=== Problem to work on ===
Could you transcribe the material below exactly, without leaving out a single line?

=== Saved entries ===
□ □ □ □ □
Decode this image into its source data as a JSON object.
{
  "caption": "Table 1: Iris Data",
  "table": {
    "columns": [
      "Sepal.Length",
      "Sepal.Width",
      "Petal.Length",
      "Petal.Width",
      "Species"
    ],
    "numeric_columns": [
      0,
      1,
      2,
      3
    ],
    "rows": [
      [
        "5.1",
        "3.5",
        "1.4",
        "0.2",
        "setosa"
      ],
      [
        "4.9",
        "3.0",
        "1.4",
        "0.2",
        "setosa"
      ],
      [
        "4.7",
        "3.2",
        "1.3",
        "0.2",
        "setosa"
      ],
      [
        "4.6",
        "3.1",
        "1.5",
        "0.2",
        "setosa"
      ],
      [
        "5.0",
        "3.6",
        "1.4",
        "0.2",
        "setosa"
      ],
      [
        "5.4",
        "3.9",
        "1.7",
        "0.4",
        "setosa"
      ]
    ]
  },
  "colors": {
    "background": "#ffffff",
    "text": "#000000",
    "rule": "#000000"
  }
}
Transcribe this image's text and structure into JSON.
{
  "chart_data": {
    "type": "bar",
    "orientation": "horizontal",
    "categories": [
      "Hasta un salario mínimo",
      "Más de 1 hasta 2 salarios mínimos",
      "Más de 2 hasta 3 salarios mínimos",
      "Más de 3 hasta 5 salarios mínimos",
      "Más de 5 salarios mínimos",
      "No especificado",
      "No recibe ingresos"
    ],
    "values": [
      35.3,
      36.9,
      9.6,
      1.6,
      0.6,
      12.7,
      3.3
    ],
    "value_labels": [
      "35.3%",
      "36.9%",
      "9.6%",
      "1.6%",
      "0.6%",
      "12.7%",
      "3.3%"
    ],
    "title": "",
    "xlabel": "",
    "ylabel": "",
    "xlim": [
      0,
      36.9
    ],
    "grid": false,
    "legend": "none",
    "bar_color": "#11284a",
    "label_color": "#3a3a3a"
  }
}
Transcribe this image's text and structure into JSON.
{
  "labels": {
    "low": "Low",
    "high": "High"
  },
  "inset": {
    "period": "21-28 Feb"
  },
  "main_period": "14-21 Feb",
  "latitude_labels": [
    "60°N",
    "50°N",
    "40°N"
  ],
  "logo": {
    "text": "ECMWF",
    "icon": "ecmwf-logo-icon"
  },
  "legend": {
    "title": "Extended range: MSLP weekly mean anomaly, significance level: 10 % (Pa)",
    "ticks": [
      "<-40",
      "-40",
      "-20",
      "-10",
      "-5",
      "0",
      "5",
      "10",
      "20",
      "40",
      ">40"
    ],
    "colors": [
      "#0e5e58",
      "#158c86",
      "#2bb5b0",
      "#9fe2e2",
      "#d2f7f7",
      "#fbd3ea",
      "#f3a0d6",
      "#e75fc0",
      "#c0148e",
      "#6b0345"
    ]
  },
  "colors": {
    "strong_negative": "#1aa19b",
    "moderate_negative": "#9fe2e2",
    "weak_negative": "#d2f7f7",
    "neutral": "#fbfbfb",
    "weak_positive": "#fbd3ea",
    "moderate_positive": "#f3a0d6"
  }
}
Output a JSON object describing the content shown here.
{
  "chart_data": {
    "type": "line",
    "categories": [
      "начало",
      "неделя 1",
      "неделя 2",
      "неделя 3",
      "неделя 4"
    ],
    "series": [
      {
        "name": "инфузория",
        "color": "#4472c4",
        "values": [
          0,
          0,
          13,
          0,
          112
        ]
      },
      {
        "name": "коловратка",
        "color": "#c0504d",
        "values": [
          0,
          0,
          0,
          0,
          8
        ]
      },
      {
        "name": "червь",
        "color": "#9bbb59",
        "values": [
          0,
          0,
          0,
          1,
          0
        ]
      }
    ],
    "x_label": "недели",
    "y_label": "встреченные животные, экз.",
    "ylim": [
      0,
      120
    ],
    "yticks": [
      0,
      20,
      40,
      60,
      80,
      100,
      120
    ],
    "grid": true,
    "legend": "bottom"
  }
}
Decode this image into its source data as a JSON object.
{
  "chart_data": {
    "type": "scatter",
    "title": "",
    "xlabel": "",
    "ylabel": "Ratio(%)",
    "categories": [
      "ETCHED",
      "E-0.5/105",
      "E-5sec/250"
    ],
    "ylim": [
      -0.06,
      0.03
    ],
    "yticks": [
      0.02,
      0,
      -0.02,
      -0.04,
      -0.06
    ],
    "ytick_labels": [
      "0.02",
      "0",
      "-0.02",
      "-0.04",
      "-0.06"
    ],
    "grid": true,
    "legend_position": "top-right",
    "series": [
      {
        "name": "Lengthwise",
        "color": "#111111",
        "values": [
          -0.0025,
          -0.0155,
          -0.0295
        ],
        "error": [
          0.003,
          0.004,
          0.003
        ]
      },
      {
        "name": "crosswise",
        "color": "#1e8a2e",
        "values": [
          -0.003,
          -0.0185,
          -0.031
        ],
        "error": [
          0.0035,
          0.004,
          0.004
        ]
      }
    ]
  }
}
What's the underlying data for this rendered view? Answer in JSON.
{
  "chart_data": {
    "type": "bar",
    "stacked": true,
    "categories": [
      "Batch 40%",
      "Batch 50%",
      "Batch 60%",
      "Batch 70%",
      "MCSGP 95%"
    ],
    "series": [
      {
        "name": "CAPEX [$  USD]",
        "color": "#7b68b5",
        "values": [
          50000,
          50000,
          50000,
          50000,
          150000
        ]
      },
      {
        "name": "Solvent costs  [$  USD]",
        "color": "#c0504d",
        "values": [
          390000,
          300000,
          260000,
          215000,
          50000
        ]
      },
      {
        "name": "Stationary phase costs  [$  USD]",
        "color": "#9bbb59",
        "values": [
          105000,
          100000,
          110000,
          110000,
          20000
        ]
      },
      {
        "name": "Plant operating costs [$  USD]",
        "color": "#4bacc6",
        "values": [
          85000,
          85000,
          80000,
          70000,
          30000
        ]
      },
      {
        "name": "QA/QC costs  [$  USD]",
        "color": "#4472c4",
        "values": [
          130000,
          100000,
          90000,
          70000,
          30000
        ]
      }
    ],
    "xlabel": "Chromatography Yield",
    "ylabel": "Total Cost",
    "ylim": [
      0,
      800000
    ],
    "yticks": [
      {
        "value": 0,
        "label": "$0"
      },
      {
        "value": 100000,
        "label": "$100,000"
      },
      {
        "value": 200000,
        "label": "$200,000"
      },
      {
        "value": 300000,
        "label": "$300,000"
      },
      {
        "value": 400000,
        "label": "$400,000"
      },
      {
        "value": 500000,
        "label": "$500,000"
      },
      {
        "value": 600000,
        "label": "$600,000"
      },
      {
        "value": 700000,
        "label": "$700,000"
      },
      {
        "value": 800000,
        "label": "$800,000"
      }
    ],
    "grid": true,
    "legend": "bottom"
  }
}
□ □ □ □ □
=== Problem solution ===
Decode this image into its source data as a JSON object.
{
  "caption": "Table 1: Iris Data",
  "table": {
    "columns": [
      "Sepal.Length",
      "Sepal.Width",
      "Petal.Length",
      "Petal.Width",
      "Species"
    ],
    "numeric_columns": [
      0,
      1,
      2,
      3
    ],
    "rows": [
      [
        "5.1",
        "3.5",
        "1.4",
        "0.2",
        "setosa"
      ],
      [
        "4.9",
        "3.0",
        "1.4",
        "0.2",
        "setosa"
      ],
      [
        "4.7",
        "3.2",
        "1.3",
        "0.2",
        "setosa"
      ],
      [
        "4.6",
        "3.1",
        "1.5",
        "0.2",
        "setosa"
      ],
      [
        "5.0",
        "3.6",
        "1.4",
        "0.2",
        "setosa"
      ],
      [
        "5.4",
        "3.9",
        "1.7",
        "0.4",
        "setosa"
      ]
    ]
  },
  "colors": {
    "background": "#ffffff",
    "text": "#000000",
    "rule": "#000000"
  }
}
Transcribe this image's text and structure into JSON.
{
  "chart_data": {
    "type": "bar",
    "orientation": "horizontal",
    "categories": [
      "Hasta un salario mínimo",
      "Más de 1 hasta 2 salarios mínimos",
      "Más de 2 hasta 3 salarios mínimos",
      "Más de 3 hasta 5 salarios mínimos",
      "Más de 5 salarios mínimos",
      "No especificado",
      "No recibe ingresos"
    ],
    "values": [
      35.3,
      36.9,
      9.6,
      1.6,
      0.6,
      12.7,
      3.3
    ],
    "value_labels": [
      "35.3%",
      "36.9%",
      "9.6%",
      "1.6%",
      "0.6%",
      "12.7%",
      "3.3%"
    ],
    "title": "",
    "xlabel": "",
    "ylabel": "",
    "xlim": [
      0,
      36.9
    ],
    "grid": false,
    "legend": "none",
    "bar_color": "#11284a",
    "label_color": "#3a3a3a"
  }
}
Transcribe this image's text and structure into JSON.
{
  "labels": {
    "low": "Low",
    "high": "High"
  },
  "inset": {
    "period": "21-28 Feb"
  },
  "main_period": "14-21 Feb",
  "latitude_labels": [
    "60°N",
    "50°N",
    "40°N"
  ],
  "logo": {
    "text": "ECMWF",
    "icon": "ecmwf-logo-icon"
  },
  "legend": {
    "title": "Extended range: MSLP weekly mean anomaly, significance level: 10 % (Pa)",
    "ticks": [
      "<-40",
      "-40",
      "-20",
      "-10",
      "-5",
      "0",
      "5",
      "10",
      "20",
      "40",
      ">40"
    ],
    "colors": [
      "#0e5e58",
      "#158c86",
      "#2bb5b0",
      "#9fe2e2",
      "#d2f7f7",
      "#fbd3ea",
      "#f3a0d6",
      "#e75fc0",
      "#c0148e",
      "#6b0345"
    ]
  },
  "colors": {
    "strong_negative": "#1aa19b",
    "moderate_negative": "#9fe2e2",
    "weak_negative": "#d2f7f7",
    "neutral": "#fbfbfb",
    "weak_positive": "#fbd3ea",
    "moderate_positive": "#f3a0d6"
  }
}
Output a JSON object describing the content shown here.
{
  "chart_data": {
    "type": "line",
    "categories": [
      "начало",
      "неделя 1",
      "неделя 2",
      "неделя 3",
      "неделя 4"
    ],
    "series": [
      {
        "name": "инфузория",
        "color": "#4472c4",
        "values": [
          0,
          0,
          13,
          0,
          112
        ]
      },
      {
        "name": "коловратка",
        "color": "#c0504d",
        "values": [
          0,
          0,
          0,
          0,
          8
        ]
      },
      {
        "name": "червь",
        "color": "#9bbb59",
        "values": [
          0,
          0,
          0,
          1,
          0
        ]
      }
    ],
    "x_label": "недели",
    "y_label": "встреченные животные, экз.",
    "ylim": [
      0,
      120
    ],
    "yticks": [
      0,
      20,
      40,
      60,
      80,
      100,
      120
    ],
    "grid": true,
    "legend": "bottom"
  }
}
Decode this image into its source data as a JSON object.
{
  "chart_data": {
    "type": "scatter",
    "title": "",
    "xlabel": "",
    "ylabel": "Ratio(%)",
    "categories": [
      "ETCHED",
      "E-0.5/105",
      "E-5sec/250"
    ],
    "ylim": [
      -0.06,
      0.03
    ],
    "yticks": [
      0.02,
      0,
      -0.02,
      -0.04,
      -0.06
    ],
    "ytick_labels": [
      "0.02",
      "0",
      "-0.02",
      "-0.04",
      "-0.06"
    ],
    "grid": true,
    "legend_position": "top-right",
    "series": [
      {
        "name": "Lengthwise",
        "color": "#111111",
        "values": [
          -0.0025,
          -0.0155,
          -0.0295
        ],
        "error": [
          0.003,
          0.004,
          0.003
        ]
      },
      {
        "name": "crosswise",
        "color": "#1e8a2e",
        "values": [
          -0.003,
          -0.0185,
          -0.031
        ],
        "error": [
          0.0035,
          0.004,
          0.004
        ]
      }
    ]
  }
}
What's the underlying data for this rendered view? Answer in JSON.
{
  "chart_data": {
    "type": "bar",
    "stacked": true,
    "categories": [
      "Batch 40%",
      "Batch 50%",
      "Batch 60%",
      "Batch 70%",
      "MCSGP 95%"
    ],
    "series": [
      {
        "name": "CAPEX [$  USD]",
        "color": "#7b68b5",
        "values": [
          50000,
          50000,
          50000,
          50000,
          150000
        ]
      },
      {
        "name": "Solvent costs  [$  USD]",
        "color": "#c0504d",
        "values": [
          390000,
          300000,
          260000,
          215000,
          50000
        ]
      },
      {
        "name": "Stationary phase costs  [$  USD]",
        "color": "#9bbb59",
        "values": [
          105000,
          100000,
          110000,
          110000,
          20000
        ]
      },
      {
        "name": "Plant operating costs [$  USD]",
        "color": "#4bacc6",
        "values": [
          85000,
          85000,
          80000,
          70000,
          30000
        ]
      },
      {
        "name": "QA/QC costs  [$  USD]",
        "color": "#4472c4",
        "values": [
          130000,
          100000,
          90000,
          70000,
          30000
        ]
      }
    ],
    "xlabel": "Chromatography Yield",
    "ylabel": "Total Cost",
    "ylim": [
      0,
      800000
    ],
    "yticks": [
      {
        "value": 0,
        "label": "$0"
      },
      {
        "value": 100000,
        "label": "$100,000"
      },
      {
        "value": 200000,
        "label": "$200,000"
      },
      {
        "value": 300000,
        "label": "$300,000"
      },
      {
        "value": 400000,
        "label": "$400,000"
      },
      {
        "value": 500000,
        "label": "$500,000"
      },
      {
        "value": 600000,
        "label": "$600,000"
      },
      {
        "value": 700000,
        "label": "$700,000"
      },
      {
        "value": 800000,
        "label": "$800,000"
      }
    ],
    "grid": true,
    "legend": "bottom"
  }
}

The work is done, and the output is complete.